◆ **Exercise requirements**
Exact repetition is required: output every record in full.

☆ ☆ ☆ ☆

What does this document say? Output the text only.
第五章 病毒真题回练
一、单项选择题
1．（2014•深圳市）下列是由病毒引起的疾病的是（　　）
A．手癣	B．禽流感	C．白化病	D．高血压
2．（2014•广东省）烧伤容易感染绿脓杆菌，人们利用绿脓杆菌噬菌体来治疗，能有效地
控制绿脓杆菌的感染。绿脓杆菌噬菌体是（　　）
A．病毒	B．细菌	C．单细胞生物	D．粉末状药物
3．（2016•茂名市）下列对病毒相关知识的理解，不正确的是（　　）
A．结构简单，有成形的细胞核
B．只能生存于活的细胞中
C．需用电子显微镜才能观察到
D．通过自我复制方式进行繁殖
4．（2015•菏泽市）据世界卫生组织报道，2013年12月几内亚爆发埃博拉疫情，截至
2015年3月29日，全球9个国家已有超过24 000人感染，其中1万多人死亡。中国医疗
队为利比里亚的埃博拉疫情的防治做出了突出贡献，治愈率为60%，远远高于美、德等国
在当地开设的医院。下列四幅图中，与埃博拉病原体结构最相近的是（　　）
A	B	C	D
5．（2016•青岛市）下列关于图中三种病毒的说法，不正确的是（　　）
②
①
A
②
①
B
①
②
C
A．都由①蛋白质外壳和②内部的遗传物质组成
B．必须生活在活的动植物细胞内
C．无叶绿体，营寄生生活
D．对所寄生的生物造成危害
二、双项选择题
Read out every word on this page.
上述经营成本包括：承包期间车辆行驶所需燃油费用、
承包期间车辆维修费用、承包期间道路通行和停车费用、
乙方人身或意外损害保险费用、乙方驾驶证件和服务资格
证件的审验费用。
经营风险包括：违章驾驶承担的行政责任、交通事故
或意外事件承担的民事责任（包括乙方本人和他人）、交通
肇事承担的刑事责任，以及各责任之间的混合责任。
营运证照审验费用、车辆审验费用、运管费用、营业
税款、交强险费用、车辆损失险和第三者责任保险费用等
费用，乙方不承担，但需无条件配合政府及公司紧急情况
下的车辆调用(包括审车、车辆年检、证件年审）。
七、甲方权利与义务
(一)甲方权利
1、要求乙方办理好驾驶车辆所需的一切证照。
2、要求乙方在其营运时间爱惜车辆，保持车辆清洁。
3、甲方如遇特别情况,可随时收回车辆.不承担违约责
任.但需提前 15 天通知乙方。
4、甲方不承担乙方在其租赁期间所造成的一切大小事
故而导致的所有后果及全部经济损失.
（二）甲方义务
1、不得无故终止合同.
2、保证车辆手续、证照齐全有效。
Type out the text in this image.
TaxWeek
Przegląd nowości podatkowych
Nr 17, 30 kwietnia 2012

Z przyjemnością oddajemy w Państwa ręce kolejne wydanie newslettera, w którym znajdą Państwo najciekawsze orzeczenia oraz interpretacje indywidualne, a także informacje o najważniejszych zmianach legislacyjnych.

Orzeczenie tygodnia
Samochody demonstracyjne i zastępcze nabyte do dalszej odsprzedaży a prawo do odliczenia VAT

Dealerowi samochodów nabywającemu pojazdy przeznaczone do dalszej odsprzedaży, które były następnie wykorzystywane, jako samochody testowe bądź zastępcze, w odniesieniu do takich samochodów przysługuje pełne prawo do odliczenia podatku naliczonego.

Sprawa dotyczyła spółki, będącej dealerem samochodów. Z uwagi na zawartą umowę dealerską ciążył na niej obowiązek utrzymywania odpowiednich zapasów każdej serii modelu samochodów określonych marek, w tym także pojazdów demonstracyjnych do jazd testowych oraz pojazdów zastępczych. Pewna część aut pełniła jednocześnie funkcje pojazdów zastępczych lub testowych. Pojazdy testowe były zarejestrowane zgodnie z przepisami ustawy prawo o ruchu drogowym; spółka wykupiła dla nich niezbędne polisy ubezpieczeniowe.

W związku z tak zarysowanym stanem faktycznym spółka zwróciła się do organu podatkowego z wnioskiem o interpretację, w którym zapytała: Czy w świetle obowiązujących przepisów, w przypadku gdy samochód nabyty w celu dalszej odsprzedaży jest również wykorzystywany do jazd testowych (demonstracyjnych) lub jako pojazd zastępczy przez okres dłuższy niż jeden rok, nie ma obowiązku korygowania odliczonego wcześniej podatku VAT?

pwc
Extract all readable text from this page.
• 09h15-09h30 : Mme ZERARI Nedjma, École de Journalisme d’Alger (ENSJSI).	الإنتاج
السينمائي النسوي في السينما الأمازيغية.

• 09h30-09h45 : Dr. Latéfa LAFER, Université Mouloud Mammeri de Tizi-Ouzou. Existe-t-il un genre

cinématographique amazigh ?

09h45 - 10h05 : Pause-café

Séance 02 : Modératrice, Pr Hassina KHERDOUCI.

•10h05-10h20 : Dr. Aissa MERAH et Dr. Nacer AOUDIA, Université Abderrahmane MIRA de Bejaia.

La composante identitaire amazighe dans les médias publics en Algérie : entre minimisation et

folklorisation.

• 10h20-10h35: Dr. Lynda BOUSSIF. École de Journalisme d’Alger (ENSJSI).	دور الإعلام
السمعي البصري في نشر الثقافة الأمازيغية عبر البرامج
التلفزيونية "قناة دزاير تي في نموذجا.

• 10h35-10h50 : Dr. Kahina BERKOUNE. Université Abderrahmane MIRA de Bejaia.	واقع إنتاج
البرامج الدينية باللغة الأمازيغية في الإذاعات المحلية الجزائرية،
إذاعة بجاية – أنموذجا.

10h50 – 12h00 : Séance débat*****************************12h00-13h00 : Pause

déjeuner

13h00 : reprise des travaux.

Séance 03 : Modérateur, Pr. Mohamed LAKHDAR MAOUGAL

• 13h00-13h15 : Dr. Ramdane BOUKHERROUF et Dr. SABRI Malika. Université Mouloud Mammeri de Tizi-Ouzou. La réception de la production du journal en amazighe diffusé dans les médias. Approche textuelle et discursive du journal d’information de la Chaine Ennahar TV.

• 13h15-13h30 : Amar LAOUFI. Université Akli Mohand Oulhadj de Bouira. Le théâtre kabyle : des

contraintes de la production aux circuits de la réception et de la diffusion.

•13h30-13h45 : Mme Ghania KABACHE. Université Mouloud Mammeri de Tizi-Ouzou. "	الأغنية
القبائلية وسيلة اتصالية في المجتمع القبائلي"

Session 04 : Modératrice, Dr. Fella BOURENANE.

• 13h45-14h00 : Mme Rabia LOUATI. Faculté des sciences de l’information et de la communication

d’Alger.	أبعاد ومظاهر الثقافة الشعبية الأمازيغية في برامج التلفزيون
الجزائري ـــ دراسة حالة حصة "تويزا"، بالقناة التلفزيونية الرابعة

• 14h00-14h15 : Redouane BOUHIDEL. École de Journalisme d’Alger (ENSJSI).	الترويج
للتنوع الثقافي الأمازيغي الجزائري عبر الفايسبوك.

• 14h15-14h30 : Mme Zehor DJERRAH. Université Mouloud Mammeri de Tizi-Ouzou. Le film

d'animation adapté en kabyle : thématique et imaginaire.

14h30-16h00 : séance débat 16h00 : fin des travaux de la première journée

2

☆ ☆ ☆ ☆

◆ **Correct answer**
What does this document say? Output the text only.
第五章 病毒真题回练
一、单项选择题
1．（2014•深圳市）下列是由病毒引起的疾病的是（　　）
A．手癣	B．禽流感	C．白化病	D．高血压
2．（2014•广东省）烧伤容易感染绿脓杆菌，人们利用绿脓杆菌噬菌体来治疗，能有效地
控制绿脓杆菌的感染。绿脓杆菌噬菌体是（　　）
A．病毒	B．细菌	C．单细胞生物	D．粉末状药物
3．（2016•茂名市）下列对病毒相关知识的理解，不正确的是（　　）
A．结构简单，有成形的细胞核
B．只能生存于活的细胞中
C．需用电子显微镜才能观察到
D．通过自我复制方式进行繁殖
4．（2015•菏泽市）据世界卫生组织报道，2013年12月几内亚爆发埃博拉疫情，截至
2015年3月29日，全球9个国家已有超过24 000人感染，其中1万多人死亡。中国医疗
队为利比里亚的埃博拉疫情的防治做出了突出贡献，治愈率为60%，远远高于美、德等国
在当地开设的医院。下列四幅图中，与埃博拉病原体结构最相近的是（　　）
A	B	C	D
5．（2016•青岛市）下列关于图中三种病毒的说法，不正确的是（　　）
②
①
A
②
①
B
①
②
C
A．都由①蛋白质外壳和②内部的遗传物质组成
B．必须生活在活的动植物细胞内
C．无叶绿体，营寄生生活
D．对所寄生的生物造成危害
二、双项选择题
Read out every word on this page.
上述经营成本包括：承包期间车辆行驶所需燃油费用、
承包期间车辆维修费用、承包期间道路通行和停车费用、
乙方人身或意外损害保险费用、乙方驾驶证件和服务资格
证件的审验费用。
经营风险包括：违章驾驶承担的行政责任、交通事故
或意外事件承担的民事责任（包括乙方本人和他人）、交通
肇事承担的刑事责任，以及各责任之间的混合责任。
营运证照审验费用、车辆审验费用、运管费用、营业
税款、交强险费用、车辆损失险和第三者责任保险费用等
费用，乙方不承担，但需无条件配合政府及公司紧急情况
下的车辆调用(包括审车、车辆年检、证件年审）。
七、甲方权利与义务
(一)甲方权利
1、要求乙方办理好驾驶车辆所需的一切证照。
2、要求乙方在其营运时间爱惜车辆，保持车辆清洁。
3、甲方如遇特别情况,可随时收回车辆.不承担违约责
任.但需提前 15 天通知乙方。
4、甲方不承担乙方在其租赁期间所造成的一切大小事
故而导致的所有后果及全部经济损失.
（二）甲方义务
1、不得无故终止合同.
2、保证车辆手续、证照齐全有效。
Type out the text in this image.
TaxWeek
Przegląd nowości podatkowych
Nr 17, 30 kwietnia 2012

Z przyjemnością oddajemy w Państwa ręce kolejne wydanie newslettera, w którym znajdą Państwo najciekawsze orzeczenia oraz interpretacje indywidualne, a także informacje o najważniejszych zmianach legislacyjnych.

Orzeczenie tygodnia
Samochody demonstracyjne i zastępcze nabyte do dalszej odsprzedaży a prawo do odliczenia VAT

Dealerowi samochodów nabywającemu pojazdy przeznaczone do dalszej odsprzedaży, które były następnie wykorzystywane, jako samochody testowe bądź zastępcze, w odniesieniu do takich samochodów przysługuje pełne prawo do odliczenia podatku naliczonego.

Sprawa dotyczyła spółki, będącej dealerem samochodów. Z uwagi na zawartą umowę dealerską ciążył na niej obowiązek utrzymywania odpowiednich zapasów każdej serii modelu samochodów określonych marek, w tym także pojazdów demonstracyjnych do jazd testowych oraz pojazdów zastępczych. Pewna część aut pełniła jednocześnie funkcje pojazdów zastępczych lub testowych. Pojazdy testowe były zarejestrowane zgodnie z przepisami ustawy prawo o ruchu drogowym; spółka wykupiła dla nich niezbędne polisy ubezpieczeniowe.

W związku z tak zarysowanym stanem faktycznym spółka zwróciła się do organu podatkowego z wnioskiem o interpretację, w którym zapytała: Czy w świetle obowiązujących przepisów, w przypadku gdy samochód nabyty w celu dalszej odsprzedaży jest również wykorzystywany do jazd testowych (demonstracyjnych) lub jako pojazd zastępczy przez okres dłuższy niż jeden rok, nie ma obowiązku korygowania odliczonego wcześniej podatku VAT?

pwc
Extract all readable text from this page.
• 09h15-09h30 : Mme ZERARI Nedjma, École de Journalisme d’Alger (ENSJSI).	الإنتاج
السينمائي النسوي في السينما الأمازيغية.

• 09h30-09h45 : Dr. Latéfa LAFER, Université Mouloud Mammeri de Tizi-Ouzou. Existe-t-il un genre

cinématographique amazigh ?

09h45 - 10h05 : Pause-café

Séance 02 : Modératrice, Pr Hassina KHERDOUCI.

•10h05-10h20 : Dr. Aissa MERAH et Dr. Nacer AOUDIA, Université Abderrahmane MIRA de Bejaia.

La composante identitaire amazighe dans les médias publics en Algérie : entre minimisation et

folklorisation.

• 10h20-10h35: Dr. Lynda BOUSSIF. École de Journalisme d’Alger (ENSJSI).	دور الإعلام
السمعي البصري في نشر الثقافة الأمازيغية عبر البرامج
التلفزيونية "قناة دزاير تي في نموذجا.

• 10h35-10h50 : Dr. Kahina BERKOUNE. Université Abderrahmane MIRA de Bejaia.	واقع إنتاج
البرامج الدينية باللغة الأمازيغية في الإذاعات المحلية الجزائرية،
إذاعة بجاية – أنموذجا.

10h50 – 12h00 : Séance débat*****************************12h00-13h00 : Pause

déjeuner

13h00 : reprise des travaux.

Séance 03 : Modérateur, Pr. Mohamed LAKHDAR MAOUGAL

• 13h00-13h15 : Dr. Ramdane BOUKHERROUF et Dr. SABRI Malika. Université Mouloud Mammeri de Tizi-Ouzou. La réception de la production du journal en amazighe diffusé dans les médias. Approche textuelle et discursive du journal d’information de la Chaine Ennahar TV.

• 13h15-13h30 : Amar LAOUFI. Université Akli Mohand Oulhadj de Bouira. Le théâtre kabyle : des

contraintes de la production aux circuits de la réception et de la diffusion.

•13h30-13h45 : Mme Ghania KABACHE. Université Mouloud Mammeri de Tizi-Ouzou. "	الأغنية
القبائلية وسيلة اتصالية في المجتمع القبائلي"

Session 04 : Modératrice, Dr. Fella BOURENANE.

• 13h45-14h00 : Mme Rabia LOUATI. Faculté des sciences de l’information et de la communication

d’Alger.	أبعاد ومظاهر الثقافة الشعبية الأمازيغية في برامج التلفزيون
الجزائري ـــ دراسة حالة حصة "تويزا"، بالقناة التلفزيونية الرابعة

• 14h00-14h15 : Redouane BOUHIDEL. École de Journalisme d’Alger (ENSJSI).	الترويج
للتنوع الثقافي الأمازيغي الجزائري عبر الفايسبوك.

• 14h15-14h30 : Mme Zehor DJERRAH. Université Mouloud Mammeri de Tizi-Ouzou. Le film

d'animation adapté en kabyle : thématique et imaginaire.

14h30-16h00 : séance débat 16h00 : fin des travaux de la première journée

2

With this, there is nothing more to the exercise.